▼▼▼

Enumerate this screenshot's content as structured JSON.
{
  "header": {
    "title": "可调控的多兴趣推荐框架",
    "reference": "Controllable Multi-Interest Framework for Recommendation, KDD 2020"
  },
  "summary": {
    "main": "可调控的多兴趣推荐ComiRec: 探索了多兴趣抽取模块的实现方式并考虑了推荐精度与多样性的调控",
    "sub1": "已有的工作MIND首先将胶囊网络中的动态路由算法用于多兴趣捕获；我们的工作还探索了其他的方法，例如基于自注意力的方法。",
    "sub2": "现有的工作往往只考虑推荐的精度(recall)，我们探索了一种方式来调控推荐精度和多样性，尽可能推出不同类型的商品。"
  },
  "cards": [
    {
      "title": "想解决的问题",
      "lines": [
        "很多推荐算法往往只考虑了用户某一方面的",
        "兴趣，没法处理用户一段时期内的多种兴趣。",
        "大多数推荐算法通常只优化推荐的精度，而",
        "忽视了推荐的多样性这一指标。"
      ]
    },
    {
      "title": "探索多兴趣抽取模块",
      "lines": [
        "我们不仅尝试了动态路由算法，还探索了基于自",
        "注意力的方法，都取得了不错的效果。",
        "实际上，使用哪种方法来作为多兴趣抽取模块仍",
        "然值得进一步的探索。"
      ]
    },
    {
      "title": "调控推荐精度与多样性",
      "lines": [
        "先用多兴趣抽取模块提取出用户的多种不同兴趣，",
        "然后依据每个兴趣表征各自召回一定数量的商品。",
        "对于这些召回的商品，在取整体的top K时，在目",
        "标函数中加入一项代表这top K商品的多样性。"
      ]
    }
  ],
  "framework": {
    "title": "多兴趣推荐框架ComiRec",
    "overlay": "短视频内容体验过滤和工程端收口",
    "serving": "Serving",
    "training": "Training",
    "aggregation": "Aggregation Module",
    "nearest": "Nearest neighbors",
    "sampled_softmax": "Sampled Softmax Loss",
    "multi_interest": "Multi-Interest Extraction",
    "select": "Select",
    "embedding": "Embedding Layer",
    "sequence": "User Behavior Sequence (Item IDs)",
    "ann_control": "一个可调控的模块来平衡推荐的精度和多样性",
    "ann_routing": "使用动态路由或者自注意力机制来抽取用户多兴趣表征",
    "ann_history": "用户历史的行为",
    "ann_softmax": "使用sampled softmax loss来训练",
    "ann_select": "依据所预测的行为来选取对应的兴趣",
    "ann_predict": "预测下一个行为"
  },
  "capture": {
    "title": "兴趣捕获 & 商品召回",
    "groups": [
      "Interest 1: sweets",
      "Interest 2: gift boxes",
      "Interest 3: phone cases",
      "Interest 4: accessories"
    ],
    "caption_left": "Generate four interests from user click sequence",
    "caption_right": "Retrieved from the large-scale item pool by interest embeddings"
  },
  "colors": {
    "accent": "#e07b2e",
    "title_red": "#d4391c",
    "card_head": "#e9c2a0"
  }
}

▲▲▲

**TASK REQUIREMENTS:**
Every entry must be output again, exactly as written above.

**RESULT FOR THIS EXERCISE:**
Enumerate this screenshot's content as structured JSON.
{
  "header": {
    "title": "可调控的多兴趣推荐框架",
    "reference": "Controllable Multi-Interest Framework for Recommendation, KDD 2020"
  },
  "summary": {
    "main": "可调控的多兴趣推荐ComiRec: 探索了多兴趣抽取模块的实现方式并考虑了推荐精度与多样性的调控",
    "sub1": "已有的工作MIND首先将胶囊网络中的动态路由算法用于多兴趣捕获；我们的工作还探索了其他的方法，例如基于自注意力的方法。",
    "sub2": "现有的工作往往只考虑推荐的精度(recall)，我们探索了一种方式来调控推荐精度和多样性，尽可能推出不同类型的商品。"
  },
  "cards": [
    {
      "title": "想解决的问题",
      "lines": [
        "很多推荐算法往往只考虑了用户某一方面的",
        "兴趣，没法处理用户一段时期内的多种兴趣。",
        "大多数推荐算法通常只优化推荐的精度，而",
        "忽视了推荐的多样性这一指标。"
      ]
    },
    {
      "title": "探索多兴趣抽取模块",
      "lines": [
        "我们不仅尝试了动态路由算法，还探索了基于自",
        "注意力的方法，都取得了不错的效果。",
        "实际上，使用哪种方法来作为多兴趣抽取模块仍",
        "然值得进一步的探索。"
      ]
    },
    {
      "title": "调控推荐精度与多样性",
      "lines": [
        "先用多兴趣抽取模块提取出用户的多种不同兴趣，",
        "然后依据每个兴趣表征各自召回一定数量的商品。",
        "对于这些召回的商品，在取整体的top K时，在目",
        "标函数中加入一项代表这top K商品的多样性。"
      ]
    }
  ],
  "framework": {
    "title": "多兴趣推荐框架ComiRec",
    "overlay": "短视频内容体验过滤和工程端收口",
    "serving": "Serving",
    "training": "Training",
    "aggregation": "Aggregation Module",
    "nearest": "Nearest neighbors",
    "sampled_softmax": "Sampled Softmax Loss",
    "multi_interest": "Multi-Interest Extraction",
    "select": "Select",
    "embedding": "Embedding Layer",
    "sequence": "User Behavior Sequence (Item IDs)",
    "ann_control": "一个可调控的模块来平衡推荐的精度和多样性",
    "ann_routing": "使用动态路由或者自注意力机制来抽取用户多兴趣表征",
    "ann_history": "用户历史的行为",
    "ann_softmax": "使用sampled softmax loss来训练",
    "ann_select": "依据所预测的行为来选取对应的兴趣",
    "ann_predict": "预测下一个行为"
  },
  "capture": {
    "title": "兴趣捕获 & 商品召回",
    "groups": [
      "Interest 1: sweets",
      "Interest 2: gift boxes",
      "Interest 3: phone cases",
      "Interest 4: accessories"
    ],
    "caption_left": "Generate four interests from user click sequence",
    "caption_right": "Retrieved from the large-scale item pool by interest embeddings"
  },
  "colors": {
    "accent": "#e07b2e",
    "title_red": "#d4391c",
    "card_head": "#e9c2a0"
  }
}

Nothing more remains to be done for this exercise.